SHORT PROBLEM 1 - Reproduce from the records, word for word, the lines from the line with "tree-row[interactable]: TLSv1.2 Record" to the line with "tree-row-label: Content Type: Handshake", including both of those lines.

SOURCE PASSAGE -
[Intel-gfx] [PATCH 4/4] drm/i915: expose rcs topology through discovery uAPI
Lionel Landwerlin
lionel.g.landwerlin at intel.com
Fri Nov 10 16:37:33 UTC 2017
On 09/11/17 17:34, Tvrtko Ursulin wrote:
>
> On 08/11/2017 16:22, Lionel Landwerlin wrote:
>> With the introduction of asymetric slices in CNL, we cannot rely on
>> the previous SUBSLICE_MASK getparam. Here we introduce a more detailed
>> way of querying the Gen's GPU topology that doesn't aggregate numbers.
>>
>> This is essential for monitoring parts of the GPU with the OA unit,
>> because counters need to be normalized to the number of
>> EUs/subslices/slices. The current aggregated numbers like EU_TOTAL do
>> not gives us sufficient information.

SHORT PROBLEM 2 - In the patch message, what must counters be normalized to when parts of the GPU are monitored with the OA unit?

DATA SECTION -
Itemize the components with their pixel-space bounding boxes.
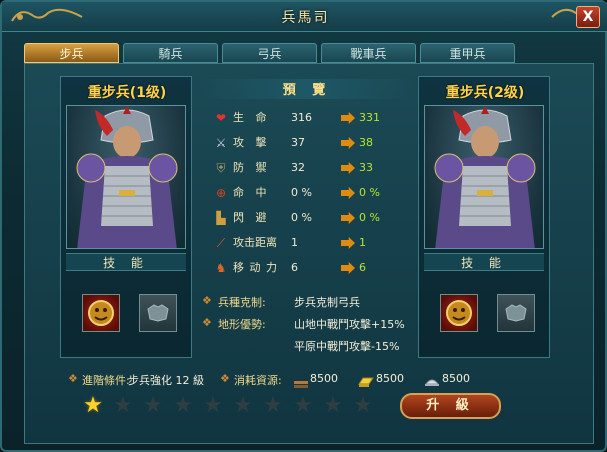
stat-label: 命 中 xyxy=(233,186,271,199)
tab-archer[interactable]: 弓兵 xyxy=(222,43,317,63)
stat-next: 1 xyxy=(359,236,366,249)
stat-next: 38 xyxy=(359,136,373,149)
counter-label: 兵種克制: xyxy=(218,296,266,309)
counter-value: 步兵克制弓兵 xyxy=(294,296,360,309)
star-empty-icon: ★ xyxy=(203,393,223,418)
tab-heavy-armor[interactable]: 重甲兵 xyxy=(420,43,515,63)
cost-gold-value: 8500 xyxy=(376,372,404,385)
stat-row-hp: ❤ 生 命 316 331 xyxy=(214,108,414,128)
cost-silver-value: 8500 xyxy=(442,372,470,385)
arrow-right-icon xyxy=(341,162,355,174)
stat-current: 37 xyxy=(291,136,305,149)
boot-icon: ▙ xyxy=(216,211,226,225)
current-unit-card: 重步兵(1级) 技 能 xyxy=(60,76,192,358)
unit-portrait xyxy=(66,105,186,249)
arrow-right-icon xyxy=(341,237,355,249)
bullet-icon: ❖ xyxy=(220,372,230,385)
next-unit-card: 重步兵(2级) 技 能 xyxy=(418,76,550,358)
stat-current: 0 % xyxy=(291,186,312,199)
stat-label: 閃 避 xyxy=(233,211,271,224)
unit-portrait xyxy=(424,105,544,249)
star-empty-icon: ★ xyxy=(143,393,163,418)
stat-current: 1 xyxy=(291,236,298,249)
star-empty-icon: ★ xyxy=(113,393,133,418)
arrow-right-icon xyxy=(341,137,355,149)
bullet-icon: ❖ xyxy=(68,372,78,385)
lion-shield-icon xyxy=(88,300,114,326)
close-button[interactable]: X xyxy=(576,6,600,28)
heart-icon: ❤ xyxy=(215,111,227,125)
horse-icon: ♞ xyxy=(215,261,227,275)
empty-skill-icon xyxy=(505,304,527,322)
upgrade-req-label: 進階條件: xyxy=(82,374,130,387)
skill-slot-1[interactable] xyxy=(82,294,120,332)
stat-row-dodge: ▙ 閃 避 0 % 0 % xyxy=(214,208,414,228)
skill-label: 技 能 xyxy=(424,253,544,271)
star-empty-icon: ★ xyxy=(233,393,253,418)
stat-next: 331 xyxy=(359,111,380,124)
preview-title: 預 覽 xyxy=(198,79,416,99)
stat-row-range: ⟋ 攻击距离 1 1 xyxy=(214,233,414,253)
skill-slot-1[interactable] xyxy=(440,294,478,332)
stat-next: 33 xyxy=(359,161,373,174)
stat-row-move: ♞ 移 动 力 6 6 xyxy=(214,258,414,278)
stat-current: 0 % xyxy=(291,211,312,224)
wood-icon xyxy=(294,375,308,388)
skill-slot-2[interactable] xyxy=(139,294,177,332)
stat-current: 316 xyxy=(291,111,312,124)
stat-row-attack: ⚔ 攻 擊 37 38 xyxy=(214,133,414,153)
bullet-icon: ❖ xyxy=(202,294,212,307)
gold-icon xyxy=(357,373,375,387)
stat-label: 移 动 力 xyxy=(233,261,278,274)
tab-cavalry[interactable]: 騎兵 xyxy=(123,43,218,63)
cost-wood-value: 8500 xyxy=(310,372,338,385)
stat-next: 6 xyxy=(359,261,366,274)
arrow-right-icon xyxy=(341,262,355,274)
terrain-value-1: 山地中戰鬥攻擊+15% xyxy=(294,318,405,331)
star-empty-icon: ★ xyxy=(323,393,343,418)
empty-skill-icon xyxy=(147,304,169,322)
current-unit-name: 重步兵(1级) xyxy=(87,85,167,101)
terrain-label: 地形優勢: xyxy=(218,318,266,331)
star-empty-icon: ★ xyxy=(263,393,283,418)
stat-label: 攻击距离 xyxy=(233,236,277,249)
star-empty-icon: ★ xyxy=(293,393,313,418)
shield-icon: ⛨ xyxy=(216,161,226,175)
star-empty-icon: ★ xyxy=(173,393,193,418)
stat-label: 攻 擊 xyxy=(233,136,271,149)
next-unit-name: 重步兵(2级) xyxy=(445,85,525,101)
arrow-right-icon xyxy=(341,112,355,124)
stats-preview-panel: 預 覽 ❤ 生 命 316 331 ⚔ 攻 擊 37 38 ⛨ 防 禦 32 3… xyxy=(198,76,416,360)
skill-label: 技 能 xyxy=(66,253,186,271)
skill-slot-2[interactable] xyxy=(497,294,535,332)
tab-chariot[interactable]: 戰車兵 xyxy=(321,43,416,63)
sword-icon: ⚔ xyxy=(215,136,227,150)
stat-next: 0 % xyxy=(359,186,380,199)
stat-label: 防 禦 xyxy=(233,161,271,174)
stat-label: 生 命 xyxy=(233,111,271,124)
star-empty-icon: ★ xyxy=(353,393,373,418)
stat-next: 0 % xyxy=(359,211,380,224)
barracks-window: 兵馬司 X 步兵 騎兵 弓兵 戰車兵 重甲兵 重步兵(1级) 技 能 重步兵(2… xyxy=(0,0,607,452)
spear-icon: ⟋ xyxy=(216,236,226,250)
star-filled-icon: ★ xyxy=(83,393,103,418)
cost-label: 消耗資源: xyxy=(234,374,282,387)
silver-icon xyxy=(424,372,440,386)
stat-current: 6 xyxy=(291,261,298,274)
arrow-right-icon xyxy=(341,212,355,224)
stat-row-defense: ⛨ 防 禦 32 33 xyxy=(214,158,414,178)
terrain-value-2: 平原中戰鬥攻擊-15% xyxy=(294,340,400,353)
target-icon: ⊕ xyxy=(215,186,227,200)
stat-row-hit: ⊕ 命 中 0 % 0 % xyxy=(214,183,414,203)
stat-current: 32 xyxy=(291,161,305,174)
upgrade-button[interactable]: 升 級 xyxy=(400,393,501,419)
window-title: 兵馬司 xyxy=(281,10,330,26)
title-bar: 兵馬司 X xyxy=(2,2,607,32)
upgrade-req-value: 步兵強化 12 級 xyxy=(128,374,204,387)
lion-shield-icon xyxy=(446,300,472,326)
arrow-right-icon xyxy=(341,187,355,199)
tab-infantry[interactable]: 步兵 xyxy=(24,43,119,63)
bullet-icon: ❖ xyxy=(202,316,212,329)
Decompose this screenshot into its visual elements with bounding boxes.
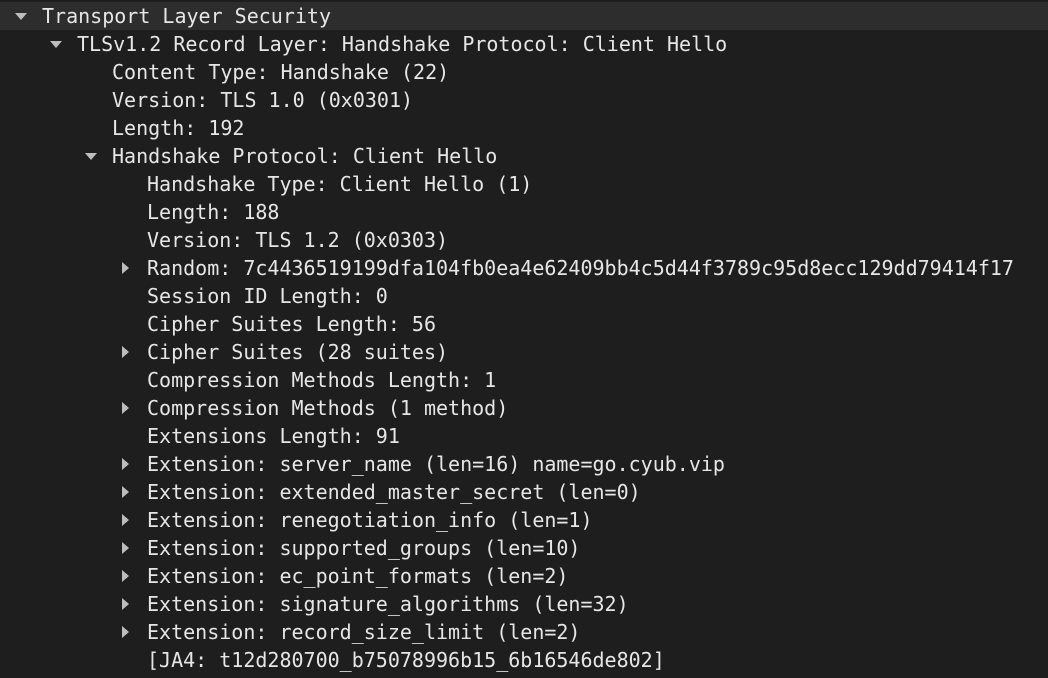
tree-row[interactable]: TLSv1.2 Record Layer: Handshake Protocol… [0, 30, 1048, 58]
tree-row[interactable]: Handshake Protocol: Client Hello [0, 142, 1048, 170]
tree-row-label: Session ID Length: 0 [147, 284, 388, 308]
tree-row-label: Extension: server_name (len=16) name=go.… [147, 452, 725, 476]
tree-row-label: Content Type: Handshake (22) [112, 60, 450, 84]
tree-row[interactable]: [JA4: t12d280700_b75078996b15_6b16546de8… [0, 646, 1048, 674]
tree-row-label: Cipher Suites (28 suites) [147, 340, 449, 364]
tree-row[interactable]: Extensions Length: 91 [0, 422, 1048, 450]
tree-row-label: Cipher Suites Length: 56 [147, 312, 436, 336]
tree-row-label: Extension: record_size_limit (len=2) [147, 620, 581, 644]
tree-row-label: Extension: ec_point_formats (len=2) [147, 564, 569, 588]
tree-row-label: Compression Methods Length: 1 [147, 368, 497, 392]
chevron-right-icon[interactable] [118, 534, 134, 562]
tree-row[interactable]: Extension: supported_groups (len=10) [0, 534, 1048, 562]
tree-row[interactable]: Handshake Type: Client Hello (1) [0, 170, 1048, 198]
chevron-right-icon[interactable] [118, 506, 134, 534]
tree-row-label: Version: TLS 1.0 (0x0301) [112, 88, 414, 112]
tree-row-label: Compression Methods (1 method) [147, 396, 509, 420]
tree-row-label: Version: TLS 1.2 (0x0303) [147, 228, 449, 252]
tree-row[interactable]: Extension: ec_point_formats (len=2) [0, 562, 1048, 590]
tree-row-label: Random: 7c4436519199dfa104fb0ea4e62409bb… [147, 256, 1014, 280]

WORKED ANSWER 1 -
tree-row[interactable]: TLSv1.2 Record Layer: Handshake Protocol… [0, 30, 1048, 58]
tree-row[interactable]: Handshake Protocol: Client Hello [0, 142, 1048, 170]
tree-row-label: Session ID Length: 0 [147, 284, 388, 308]
tree-row-label: Extension: server_name (len=16) name=go.… [147, 452, 725, 476]
tree-row-label: Content Type: Handshake (22) [112, 60, 450, 84]

WORKED ANSWER 2 - The number of EUs/subslices/slices.